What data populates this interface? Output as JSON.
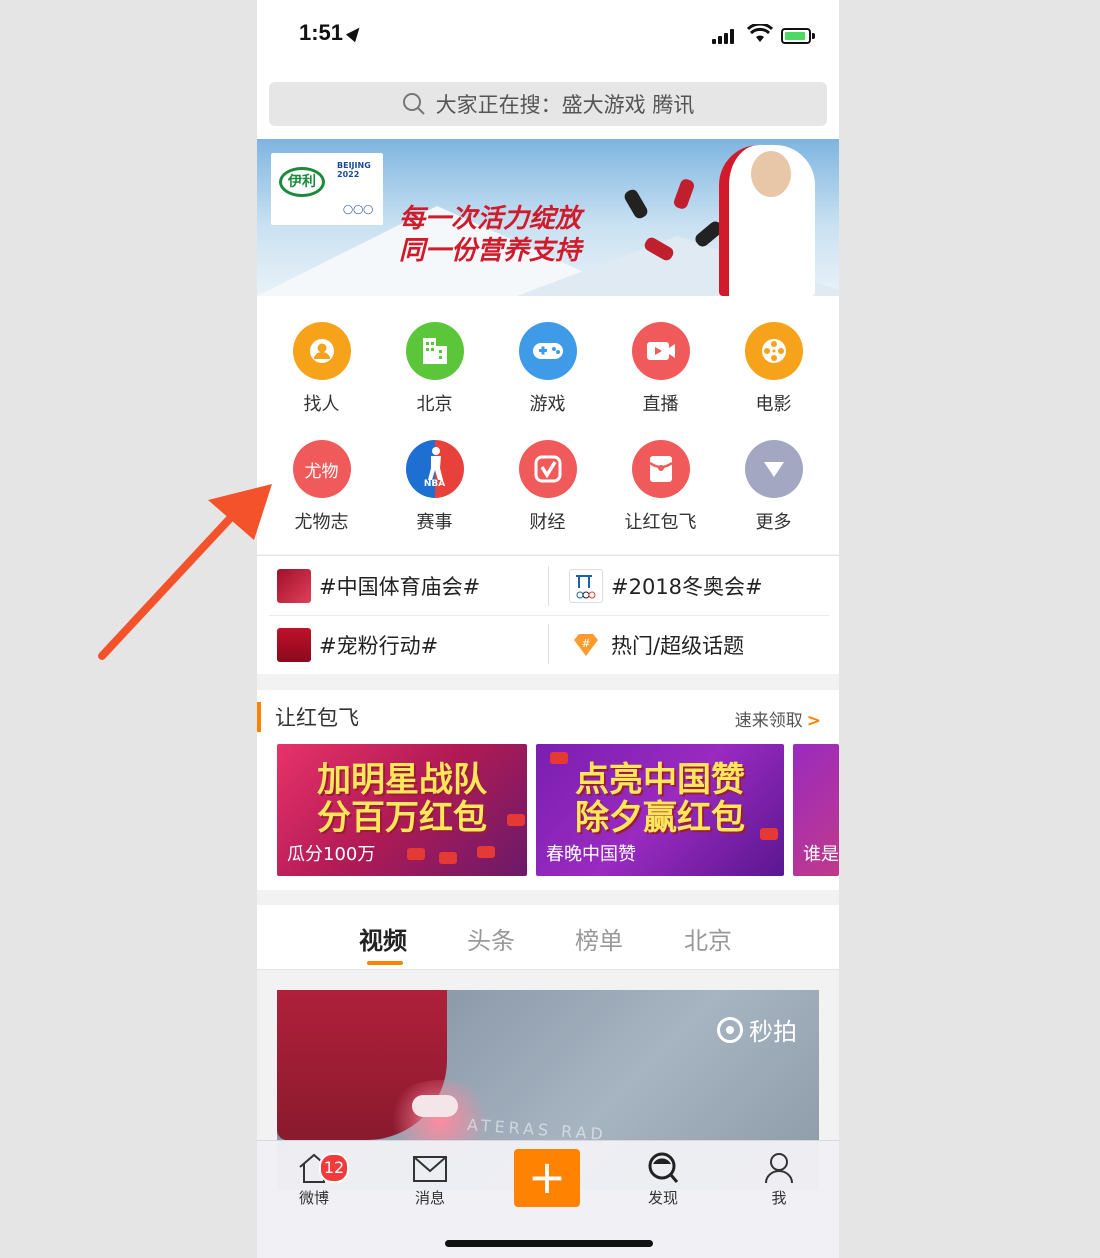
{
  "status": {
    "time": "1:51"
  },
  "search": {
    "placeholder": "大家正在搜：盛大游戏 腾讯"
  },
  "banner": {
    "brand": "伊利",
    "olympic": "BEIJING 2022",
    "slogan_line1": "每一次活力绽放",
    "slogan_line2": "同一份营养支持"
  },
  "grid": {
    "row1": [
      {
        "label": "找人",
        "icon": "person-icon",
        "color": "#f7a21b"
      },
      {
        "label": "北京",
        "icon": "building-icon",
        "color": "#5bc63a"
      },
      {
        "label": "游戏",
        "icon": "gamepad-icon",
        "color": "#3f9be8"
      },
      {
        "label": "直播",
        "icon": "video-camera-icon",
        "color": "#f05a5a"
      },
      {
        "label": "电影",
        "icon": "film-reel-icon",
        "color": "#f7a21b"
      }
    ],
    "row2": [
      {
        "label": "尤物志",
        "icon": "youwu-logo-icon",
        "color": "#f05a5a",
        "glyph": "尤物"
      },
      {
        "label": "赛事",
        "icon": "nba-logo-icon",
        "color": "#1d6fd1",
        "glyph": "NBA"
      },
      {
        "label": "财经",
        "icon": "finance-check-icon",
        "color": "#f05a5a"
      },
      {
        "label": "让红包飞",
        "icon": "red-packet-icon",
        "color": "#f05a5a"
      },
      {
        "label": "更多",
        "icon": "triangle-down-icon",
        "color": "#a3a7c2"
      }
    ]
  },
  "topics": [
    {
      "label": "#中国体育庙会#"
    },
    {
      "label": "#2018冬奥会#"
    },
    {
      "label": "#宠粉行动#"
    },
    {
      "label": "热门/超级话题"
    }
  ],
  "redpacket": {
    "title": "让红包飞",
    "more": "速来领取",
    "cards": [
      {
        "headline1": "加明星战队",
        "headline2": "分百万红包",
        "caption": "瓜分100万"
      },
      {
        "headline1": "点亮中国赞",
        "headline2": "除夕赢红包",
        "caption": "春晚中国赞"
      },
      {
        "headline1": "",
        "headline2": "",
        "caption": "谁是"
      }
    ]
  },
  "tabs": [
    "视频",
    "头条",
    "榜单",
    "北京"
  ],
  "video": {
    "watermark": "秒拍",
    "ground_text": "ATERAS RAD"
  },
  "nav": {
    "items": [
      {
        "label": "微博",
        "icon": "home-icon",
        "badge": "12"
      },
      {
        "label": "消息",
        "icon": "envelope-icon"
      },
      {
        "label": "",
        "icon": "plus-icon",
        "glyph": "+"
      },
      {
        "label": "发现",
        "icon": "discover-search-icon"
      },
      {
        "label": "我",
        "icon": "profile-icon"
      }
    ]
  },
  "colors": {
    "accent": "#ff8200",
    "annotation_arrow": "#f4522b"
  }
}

--

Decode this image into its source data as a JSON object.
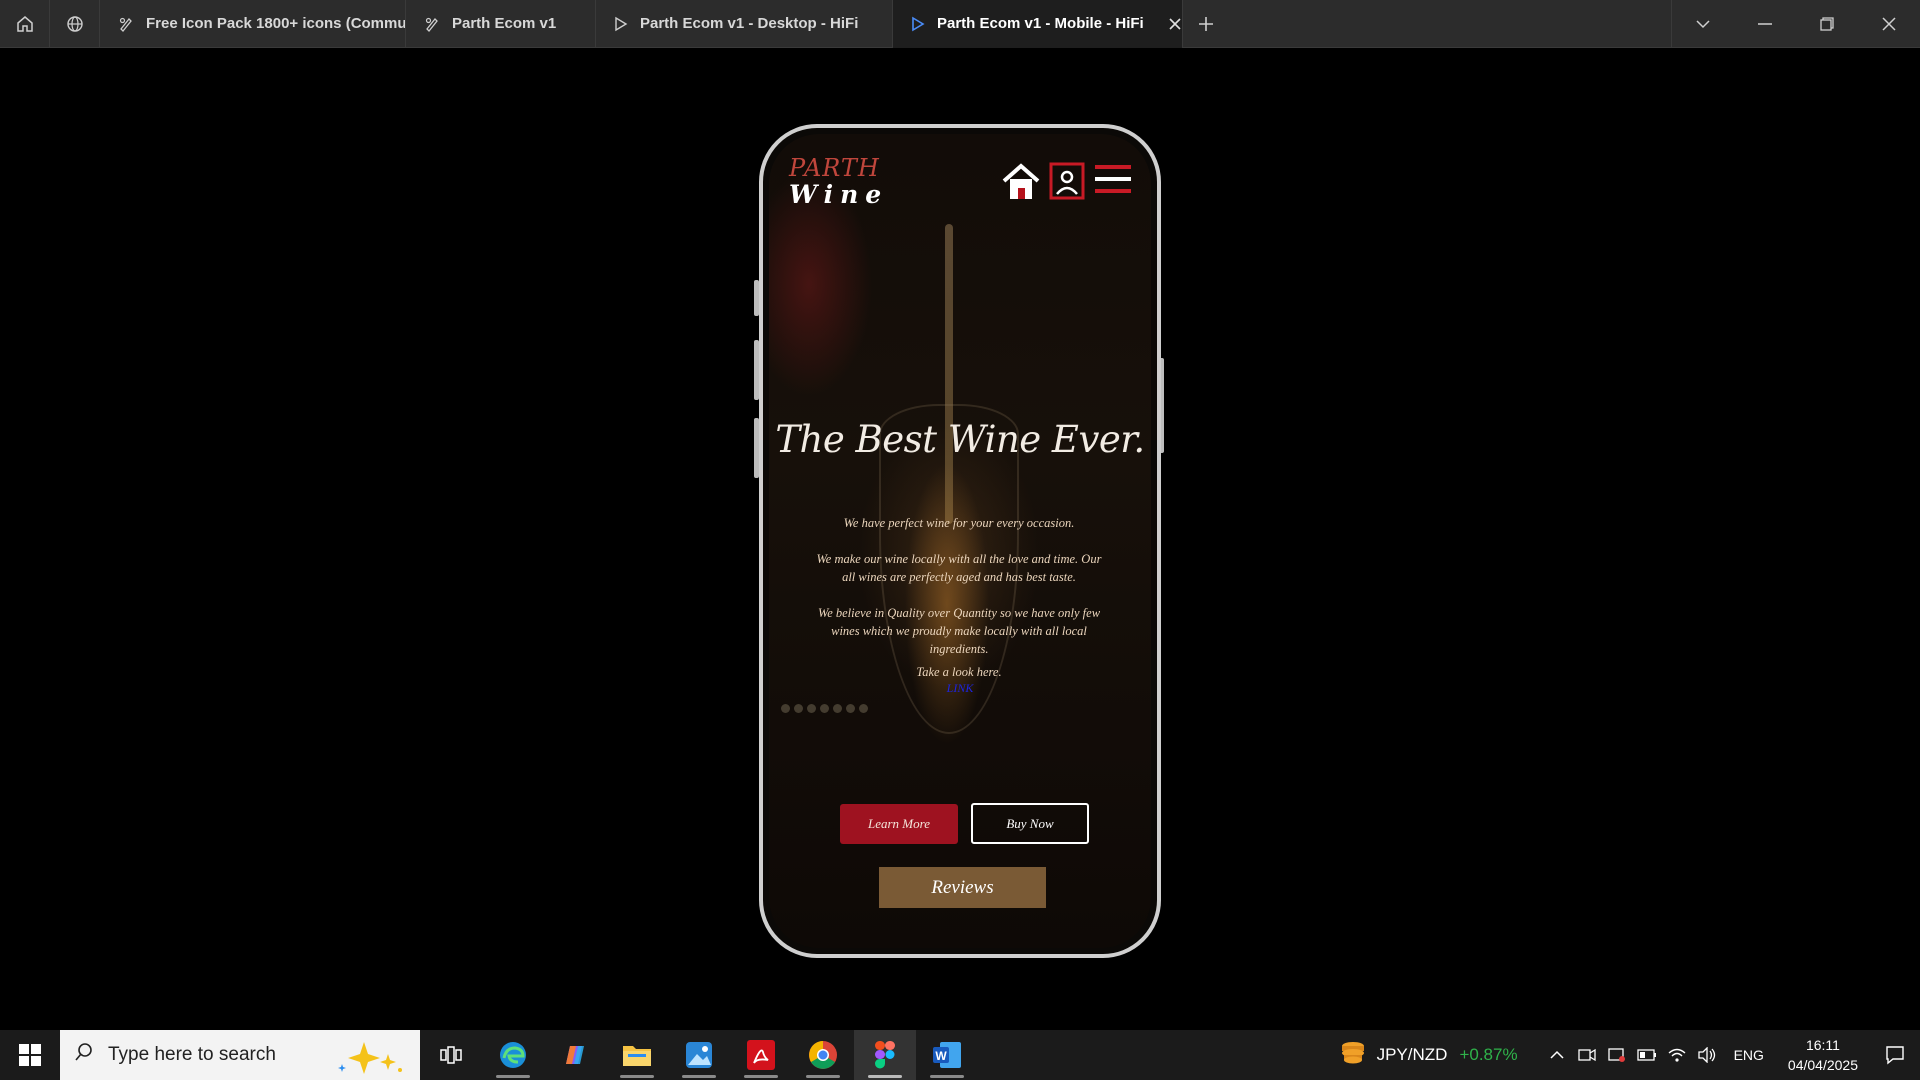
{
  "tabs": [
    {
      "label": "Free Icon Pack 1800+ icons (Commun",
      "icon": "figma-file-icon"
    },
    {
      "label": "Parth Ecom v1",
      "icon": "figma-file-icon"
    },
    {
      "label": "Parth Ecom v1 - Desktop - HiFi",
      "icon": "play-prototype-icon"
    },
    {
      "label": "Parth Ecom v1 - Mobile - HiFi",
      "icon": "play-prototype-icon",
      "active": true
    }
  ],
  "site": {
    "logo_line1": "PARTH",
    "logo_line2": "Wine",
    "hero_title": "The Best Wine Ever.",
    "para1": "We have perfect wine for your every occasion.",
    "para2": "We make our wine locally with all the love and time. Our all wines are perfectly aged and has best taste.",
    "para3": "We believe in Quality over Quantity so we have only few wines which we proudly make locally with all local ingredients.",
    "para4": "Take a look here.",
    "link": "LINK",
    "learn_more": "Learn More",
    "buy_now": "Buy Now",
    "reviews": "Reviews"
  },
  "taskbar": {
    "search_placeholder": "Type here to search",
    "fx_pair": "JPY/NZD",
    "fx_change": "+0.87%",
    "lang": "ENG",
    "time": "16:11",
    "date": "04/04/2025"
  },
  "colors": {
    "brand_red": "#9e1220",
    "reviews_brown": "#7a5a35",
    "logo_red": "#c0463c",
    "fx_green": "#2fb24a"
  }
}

> _What to do_: Find the word "search" and list each line it appears in.

> _Right answer_:
  "search": {
        "icon": "discover-search-icon"
    "search_placeholder": "Type here to search",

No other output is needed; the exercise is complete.